Source data -
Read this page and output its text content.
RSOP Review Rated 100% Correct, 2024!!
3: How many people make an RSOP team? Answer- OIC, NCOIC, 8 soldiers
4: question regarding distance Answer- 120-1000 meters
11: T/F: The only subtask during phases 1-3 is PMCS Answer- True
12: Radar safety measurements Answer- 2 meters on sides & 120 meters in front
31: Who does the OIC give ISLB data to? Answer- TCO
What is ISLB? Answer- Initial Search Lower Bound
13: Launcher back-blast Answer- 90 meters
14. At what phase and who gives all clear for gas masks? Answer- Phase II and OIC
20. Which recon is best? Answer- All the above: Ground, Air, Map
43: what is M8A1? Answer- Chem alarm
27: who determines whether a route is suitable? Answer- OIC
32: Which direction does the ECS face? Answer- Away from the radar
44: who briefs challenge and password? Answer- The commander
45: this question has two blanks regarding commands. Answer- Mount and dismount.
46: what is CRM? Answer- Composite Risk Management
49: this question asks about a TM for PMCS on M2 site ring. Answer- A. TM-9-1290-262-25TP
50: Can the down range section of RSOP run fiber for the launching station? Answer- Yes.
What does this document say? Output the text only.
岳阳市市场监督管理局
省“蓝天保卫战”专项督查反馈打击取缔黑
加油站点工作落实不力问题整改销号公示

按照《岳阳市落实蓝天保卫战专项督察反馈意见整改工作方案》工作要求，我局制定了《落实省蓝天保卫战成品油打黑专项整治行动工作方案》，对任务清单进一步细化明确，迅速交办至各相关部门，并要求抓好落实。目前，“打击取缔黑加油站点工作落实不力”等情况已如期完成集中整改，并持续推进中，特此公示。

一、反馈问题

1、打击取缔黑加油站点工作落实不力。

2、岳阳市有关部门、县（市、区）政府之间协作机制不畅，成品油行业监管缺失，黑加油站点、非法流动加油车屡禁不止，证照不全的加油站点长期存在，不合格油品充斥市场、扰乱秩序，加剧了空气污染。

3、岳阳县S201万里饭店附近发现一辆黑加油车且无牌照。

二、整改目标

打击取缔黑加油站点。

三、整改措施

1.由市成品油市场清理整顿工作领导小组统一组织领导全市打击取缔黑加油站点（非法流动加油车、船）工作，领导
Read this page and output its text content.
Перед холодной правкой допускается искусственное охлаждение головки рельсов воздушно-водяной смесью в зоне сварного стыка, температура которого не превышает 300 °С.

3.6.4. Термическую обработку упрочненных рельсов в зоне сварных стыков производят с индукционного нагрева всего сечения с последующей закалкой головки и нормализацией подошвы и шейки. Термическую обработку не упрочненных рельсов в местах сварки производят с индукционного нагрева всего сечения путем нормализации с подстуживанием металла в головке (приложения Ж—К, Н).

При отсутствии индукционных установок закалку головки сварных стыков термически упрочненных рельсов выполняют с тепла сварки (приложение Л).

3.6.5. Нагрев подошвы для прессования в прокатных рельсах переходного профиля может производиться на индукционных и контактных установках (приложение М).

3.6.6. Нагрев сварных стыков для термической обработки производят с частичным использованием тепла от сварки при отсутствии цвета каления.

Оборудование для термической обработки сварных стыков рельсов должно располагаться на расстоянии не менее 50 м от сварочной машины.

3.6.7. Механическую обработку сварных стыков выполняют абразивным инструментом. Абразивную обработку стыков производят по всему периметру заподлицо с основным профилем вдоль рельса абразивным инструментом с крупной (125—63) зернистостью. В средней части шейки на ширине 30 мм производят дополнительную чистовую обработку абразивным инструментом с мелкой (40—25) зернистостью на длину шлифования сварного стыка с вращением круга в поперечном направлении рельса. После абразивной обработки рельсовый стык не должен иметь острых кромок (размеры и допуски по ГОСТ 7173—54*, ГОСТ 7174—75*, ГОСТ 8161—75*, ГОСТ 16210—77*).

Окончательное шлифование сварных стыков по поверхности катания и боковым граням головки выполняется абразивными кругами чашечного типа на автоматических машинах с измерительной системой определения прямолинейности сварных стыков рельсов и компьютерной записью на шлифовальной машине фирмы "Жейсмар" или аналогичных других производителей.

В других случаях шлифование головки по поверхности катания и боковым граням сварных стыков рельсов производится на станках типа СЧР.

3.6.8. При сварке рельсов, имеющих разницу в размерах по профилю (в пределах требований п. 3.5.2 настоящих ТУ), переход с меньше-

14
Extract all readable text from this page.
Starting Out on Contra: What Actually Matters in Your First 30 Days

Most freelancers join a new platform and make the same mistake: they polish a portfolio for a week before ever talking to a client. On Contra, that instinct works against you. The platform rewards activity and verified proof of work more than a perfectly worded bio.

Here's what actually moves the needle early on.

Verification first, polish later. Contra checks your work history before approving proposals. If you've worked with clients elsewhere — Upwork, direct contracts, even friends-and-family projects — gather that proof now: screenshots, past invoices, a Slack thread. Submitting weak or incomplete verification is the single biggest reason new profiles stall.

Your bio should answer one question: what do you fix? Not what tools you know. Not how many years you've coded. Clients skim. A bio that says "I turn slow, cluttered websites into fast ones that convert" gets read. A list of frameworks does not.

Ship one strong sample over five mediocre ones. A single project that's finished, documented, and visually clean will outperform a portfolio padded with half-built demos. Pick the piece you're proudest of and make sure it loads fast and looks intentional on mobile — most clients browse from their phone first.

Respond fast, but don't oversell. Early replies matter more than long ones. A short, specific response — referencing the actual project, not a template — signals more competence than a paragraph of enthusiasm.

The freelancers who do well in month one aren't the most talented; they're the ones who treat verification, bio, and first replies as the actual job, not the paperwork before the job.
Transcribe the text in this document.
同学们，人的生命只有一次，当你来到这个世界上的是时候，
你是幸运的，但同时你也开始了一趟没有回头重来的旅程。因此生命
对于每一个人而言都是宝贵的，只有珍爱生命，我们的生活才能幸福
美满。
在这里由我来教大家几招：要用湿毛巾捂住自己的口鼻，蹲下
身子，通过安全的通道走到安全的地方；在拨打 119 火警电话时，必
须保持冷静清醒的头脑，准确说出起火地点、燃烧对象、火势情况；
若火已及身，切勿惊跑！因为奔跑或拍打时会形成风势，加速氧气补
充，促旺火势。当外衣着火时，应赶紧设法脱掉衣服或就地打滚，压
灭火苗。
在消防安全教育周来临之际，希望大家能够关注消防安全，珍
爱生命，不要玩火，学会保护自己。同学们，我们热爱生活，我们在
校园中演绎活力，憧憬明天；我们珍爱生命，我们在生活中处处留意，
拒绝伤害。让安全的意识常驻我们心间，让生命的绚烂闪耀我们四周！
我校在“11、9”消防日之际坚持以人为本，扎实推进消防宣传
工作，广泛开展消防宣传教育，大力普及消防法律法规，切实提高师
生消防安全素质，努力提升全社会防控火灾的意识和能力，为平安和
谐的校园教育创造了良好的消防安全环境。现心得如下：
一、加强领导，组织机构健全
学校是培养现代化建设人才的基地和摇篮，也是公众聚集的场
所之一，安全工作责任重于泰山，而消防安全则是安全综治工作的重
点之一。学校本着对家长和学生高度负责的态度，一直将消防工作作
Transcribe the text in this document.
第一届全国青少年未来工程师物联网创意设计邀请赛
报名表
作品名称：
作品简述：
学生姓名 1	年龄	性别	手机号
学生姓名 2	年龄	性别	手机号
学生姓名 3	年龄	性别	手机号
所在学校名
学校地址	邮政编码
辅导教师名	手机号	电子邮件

Written request -
Copy out all lines that carry the word "PMCS".

Answer to this problem -
11: T/F: The only subtask during phases 1-3 is PMCS Answer- True
49: this question asks about a TM for PMCS on M2 site ring. Answer- A. TM-9-1290-262-25TP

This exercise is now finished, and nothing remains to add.